### Goal of the exercise
Pick out every line in the data below that holds "velocity".
* BEGIN Supplied data *
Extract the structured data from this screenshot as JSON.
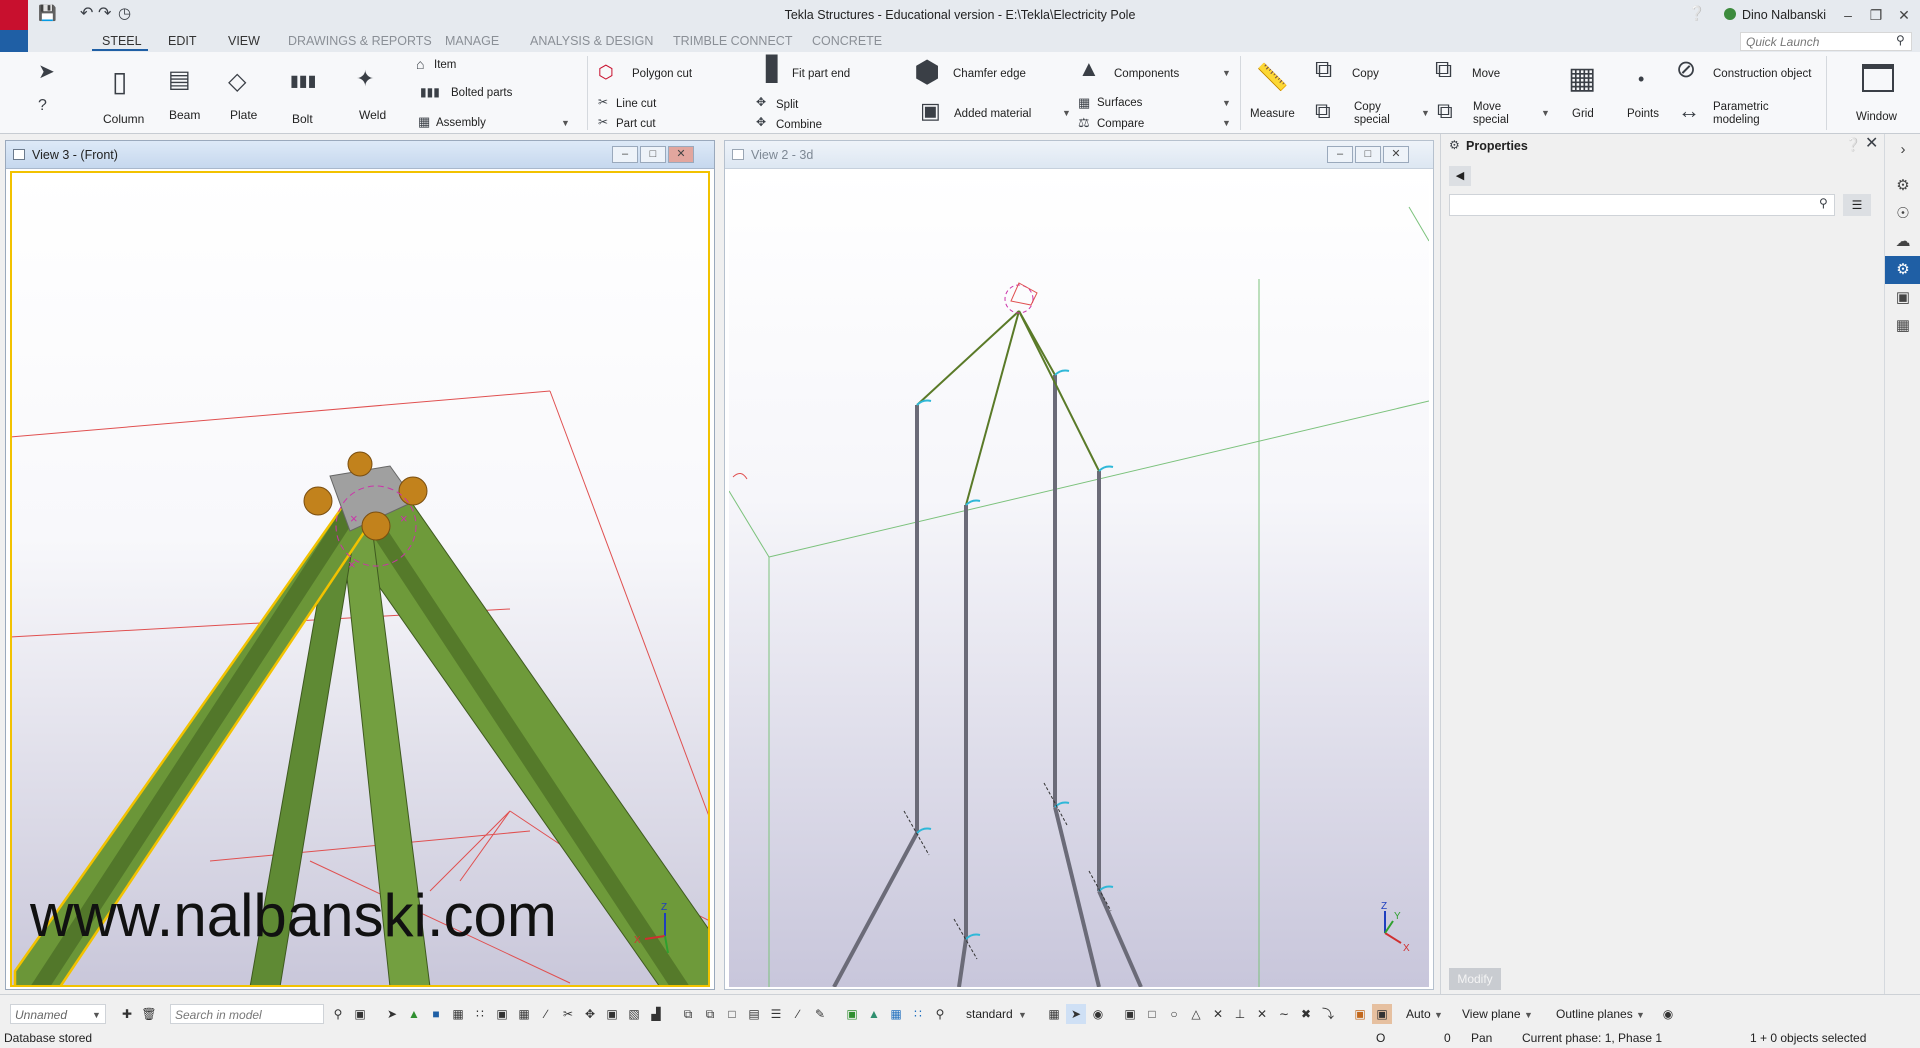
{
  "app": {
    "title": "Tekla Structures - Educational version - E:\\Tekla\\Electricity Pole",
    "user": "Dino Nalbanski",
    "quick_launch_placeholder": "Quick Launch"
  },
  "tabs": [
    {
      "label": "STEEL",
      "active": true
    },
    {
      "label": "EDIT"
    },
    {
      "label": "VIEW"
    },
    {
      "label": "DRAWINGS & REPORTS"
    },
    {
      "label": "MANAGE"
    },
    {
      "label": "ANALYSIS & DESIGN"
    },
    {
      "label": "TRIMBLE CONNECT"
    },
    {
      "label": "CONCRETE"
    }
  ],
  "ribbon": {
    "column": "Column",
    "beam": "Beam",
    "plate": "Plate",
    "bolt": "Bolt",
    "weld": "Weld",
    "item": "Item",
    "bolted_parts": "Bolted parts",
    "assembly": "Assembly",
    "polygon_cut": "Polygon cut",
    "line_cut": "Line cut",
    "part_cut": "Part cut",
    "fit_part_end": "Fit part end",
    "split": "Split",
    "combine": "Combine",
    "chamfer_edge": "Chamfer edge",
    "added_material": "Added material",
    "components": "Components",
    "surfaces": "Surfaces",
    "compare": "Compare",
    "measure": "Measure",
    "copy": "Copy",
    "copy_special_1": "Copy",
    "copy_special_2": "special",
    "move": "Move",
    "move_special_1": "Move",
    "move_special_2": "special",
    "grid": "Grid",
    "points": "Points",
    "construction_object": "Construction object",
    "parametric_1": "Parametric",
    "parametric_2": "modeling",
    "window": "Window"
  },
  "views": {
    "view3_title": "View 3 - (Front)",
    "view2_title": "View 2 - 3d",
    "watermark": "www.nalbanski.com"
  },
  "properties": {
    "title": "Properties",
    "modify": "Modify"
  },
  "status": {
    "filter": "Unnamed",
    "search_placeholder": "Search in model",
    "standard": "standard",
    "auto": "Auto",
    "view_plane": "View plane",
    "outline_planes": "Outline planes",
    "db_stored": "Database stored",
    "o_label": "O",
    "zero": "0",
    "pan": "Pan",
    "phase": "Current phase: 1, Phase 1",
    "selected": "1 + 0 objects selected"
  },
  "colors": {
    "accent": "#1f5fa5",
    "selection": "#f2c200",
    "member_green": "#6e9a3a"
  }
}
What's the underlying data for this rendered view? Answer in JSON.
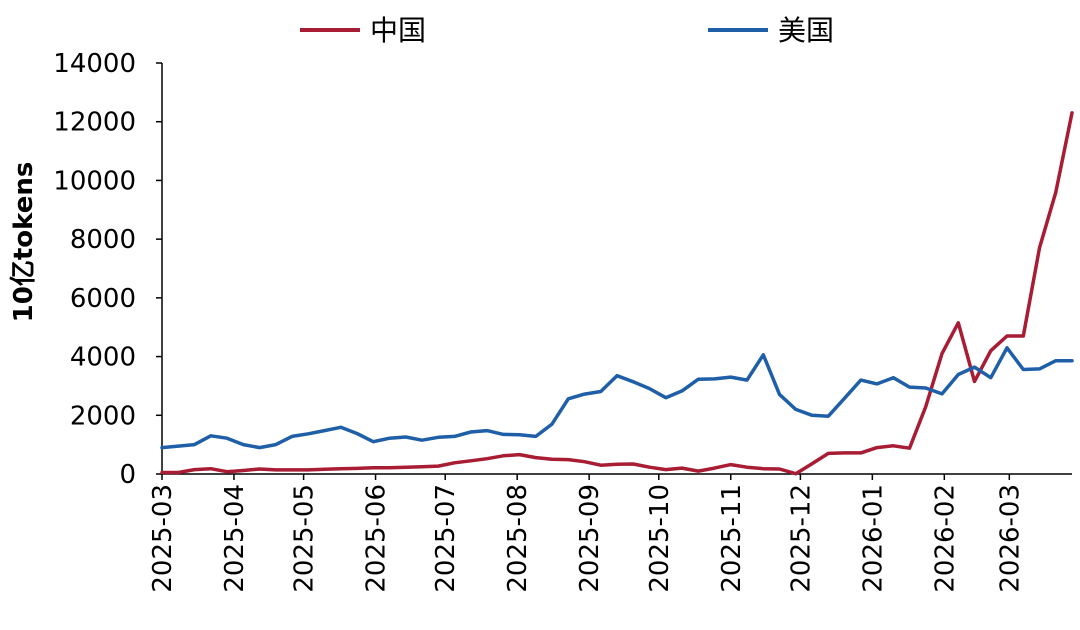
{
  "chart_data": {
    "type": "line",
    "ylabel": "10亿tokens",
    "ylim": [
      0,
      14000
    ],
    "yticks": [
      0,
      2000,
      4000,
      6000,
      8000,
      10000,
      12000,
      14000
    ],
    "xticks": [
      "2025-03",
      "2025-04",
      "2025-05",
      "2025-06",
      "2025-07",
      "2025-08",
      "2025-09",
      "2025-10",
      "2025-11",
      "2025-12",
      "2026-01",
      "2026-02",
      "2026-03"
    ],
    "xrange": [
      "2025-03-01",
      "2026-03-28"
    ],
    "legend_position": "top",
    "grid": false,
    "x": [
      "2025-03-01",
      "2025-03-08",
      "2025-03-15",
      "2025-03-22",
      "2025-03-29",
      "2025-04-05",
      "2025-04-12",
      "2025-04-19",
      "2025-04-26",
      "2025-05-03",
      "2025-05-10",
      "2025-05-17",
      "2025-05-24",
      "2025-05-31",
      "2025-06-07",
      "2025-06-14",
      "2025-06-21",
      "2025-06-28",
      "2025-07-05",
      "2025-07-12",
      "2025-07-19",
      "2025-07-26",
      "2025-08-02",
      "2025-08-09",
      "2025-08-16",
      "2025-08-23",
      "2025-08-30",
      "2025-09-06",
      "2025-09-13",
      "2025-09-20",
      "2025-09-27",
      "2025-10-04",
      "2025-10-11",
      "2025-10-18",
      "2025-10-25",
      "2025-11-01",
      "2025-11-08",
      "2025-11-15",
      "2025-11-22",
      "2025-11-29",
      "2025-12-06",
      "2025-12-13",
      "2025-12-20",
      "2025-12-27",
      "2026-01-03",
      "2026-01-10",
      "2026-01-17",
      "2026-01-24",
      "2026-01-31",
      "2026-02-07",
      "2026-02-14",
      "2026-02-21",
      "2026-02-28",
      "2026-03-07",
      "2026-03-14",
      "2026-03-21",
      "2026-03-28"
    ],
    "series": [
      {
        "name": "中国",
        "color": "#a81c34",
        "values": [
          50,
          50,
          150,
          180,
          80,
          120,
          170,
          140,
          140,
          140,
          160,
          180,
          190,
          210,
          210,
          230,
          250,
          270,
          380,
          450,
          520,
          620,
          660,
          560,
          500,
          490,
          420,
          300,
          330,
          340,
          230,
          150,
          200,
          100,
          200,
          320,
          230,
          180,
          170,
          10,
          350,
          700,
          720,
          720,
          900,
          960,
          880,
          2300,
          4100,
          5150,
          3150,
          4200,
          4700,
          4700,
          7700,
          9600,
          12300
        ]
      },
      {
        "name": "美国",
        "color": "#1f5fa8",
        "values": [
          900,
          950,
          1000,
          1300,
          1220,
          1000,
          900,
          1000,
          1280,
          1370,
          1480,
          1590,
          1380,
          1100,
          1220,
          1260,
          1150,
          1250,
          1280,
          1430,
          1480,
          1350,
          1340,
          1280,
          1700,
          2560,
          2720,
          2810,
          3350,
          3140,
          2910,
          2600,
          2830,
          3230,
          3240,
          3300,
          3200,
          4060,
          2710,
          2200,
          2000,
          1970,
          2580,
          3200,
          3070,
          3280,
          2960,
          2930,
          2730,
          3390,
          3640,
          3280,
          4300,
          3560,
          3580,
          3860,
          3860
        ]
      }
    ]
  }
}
* END Supplied data *
* BEGIN Supplied data *
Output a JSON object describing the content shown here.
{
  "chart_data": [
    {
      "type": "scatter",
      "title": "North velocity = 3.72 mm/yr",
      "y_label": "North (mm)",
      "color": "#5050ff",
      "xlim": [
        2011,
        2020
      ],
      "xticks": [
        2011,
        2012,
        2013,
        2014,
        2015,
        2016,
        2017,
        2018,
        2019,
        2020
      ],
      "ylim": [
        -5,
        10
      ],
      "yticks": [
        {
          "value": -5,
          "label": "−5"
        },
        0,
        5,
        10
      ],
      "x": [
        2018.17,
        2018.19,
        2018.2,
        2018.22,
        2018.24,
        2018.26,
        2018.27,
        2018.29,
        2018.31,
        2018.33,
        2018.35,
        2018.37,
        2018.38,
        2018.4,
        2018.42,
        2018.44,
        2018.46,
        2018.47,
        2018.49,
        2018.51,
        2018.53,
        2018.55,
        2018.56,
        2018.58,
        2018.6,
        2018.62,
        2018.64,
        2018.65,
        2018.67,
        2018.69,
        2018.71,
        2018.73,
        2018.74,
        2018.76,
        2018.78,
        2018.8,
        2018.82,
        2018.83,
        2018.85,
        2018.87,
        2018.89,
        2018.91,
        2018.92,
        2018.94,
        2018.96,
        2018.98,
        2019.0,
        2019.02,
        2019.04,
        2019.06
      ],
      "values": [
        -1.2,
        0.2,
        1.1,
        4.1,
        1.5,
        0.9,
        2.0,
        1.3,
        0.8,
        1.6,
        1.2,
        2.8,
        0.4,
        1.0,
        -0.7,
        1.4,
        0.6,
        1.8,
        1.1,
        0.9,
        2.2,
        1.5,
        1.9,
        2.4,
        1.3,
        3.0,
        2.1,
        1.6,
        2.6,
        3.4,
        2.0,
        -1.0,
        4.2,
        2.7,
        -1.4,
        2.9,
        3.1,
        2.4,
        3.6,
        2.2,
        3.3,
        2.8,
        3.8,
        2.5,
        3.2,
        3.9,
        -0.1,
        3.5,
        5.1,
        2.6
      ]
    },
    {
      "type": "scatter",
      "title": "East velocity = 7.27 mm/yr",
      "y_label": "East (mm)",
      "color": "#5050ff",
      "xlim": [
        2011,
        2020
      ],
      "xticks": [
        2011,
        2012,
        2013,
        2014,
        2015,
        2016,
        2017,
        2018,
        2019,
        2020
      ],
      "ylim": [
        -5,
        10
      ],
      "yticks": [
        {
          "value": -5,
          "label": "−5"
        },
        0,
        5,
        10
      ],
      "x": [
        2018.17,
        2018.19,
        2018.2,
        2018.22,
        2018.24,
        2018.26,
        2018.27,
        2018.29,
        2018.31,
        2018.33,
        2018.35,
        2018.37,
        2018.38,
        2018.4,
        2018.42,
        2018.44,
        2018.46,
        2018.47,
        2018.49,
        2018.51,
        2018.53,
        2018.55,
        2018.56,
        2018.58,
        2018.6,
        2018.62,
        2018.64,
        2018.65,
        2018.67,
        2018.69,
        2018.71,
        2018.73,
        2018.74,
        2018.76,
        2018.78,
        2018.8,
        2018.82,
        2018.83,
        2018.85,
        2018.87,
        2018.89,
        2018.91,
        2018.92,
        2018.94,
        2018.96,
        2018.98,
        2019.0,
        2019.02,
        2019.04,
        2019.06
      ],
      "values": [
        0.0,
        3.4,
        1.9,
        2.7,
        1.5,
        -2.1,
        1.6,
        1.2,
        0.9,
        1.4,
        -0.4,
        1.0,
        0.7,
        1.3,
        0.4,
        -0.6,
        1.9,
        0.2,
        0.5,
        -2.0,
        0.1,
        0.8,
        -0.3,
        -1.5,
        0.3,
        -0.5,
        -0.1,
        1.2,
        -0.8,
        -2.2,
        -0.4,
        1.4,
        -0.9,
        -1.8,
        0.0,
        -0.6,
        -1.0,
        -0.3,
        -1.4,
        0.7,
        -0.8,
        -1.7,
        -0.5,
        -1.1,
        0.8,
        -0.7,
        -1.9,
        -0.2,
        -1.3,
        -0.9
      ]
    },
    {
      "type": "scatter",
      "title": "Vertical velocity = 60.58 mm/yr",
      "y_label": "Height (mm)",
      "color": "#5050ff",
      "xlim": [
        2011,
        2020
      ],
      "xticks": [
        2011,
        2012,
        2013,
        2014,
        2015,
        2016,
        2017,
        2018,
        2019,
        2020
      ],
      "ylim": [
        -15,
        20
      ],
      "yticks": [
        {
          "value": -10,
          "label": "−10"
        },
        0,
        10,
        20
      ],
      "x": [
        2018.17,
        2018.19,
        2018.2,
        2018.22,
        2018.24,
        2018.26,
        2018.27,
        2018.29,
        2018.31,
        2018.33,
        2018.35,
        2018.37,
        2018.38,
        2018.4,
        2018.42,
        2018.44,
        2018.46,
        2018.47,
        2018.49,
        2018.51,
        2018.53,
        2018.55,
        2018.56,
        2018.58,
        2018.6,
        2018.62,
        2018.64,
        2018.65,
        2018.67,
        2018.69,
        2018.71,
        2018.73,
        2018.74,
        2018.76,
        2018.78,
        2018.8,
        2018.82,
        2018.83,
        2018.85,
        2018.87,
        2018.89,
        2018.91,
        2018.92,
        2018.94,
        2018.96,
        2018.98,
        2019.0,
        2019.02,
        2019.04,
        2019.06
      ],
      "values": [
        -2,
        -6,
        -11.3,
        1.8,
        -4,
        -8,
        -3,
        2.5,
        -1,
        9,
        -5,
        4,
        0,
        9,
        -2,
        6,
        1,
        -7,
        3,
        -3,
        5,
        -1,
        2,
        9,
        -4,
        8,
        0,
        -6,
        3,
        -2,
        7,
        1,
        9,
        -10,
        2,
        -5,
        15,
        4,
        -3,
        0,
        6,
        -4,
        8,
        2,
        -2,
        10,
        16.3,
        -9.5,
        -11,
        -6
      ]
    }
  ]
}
* END Supplied data *
### Finished answer
      "title": "North velocity = 3.72 mm/yr",
      "title": "East velocity = 7.27 mm/yr",
      "title": "Vertical velocity = 60.58 mm/yr",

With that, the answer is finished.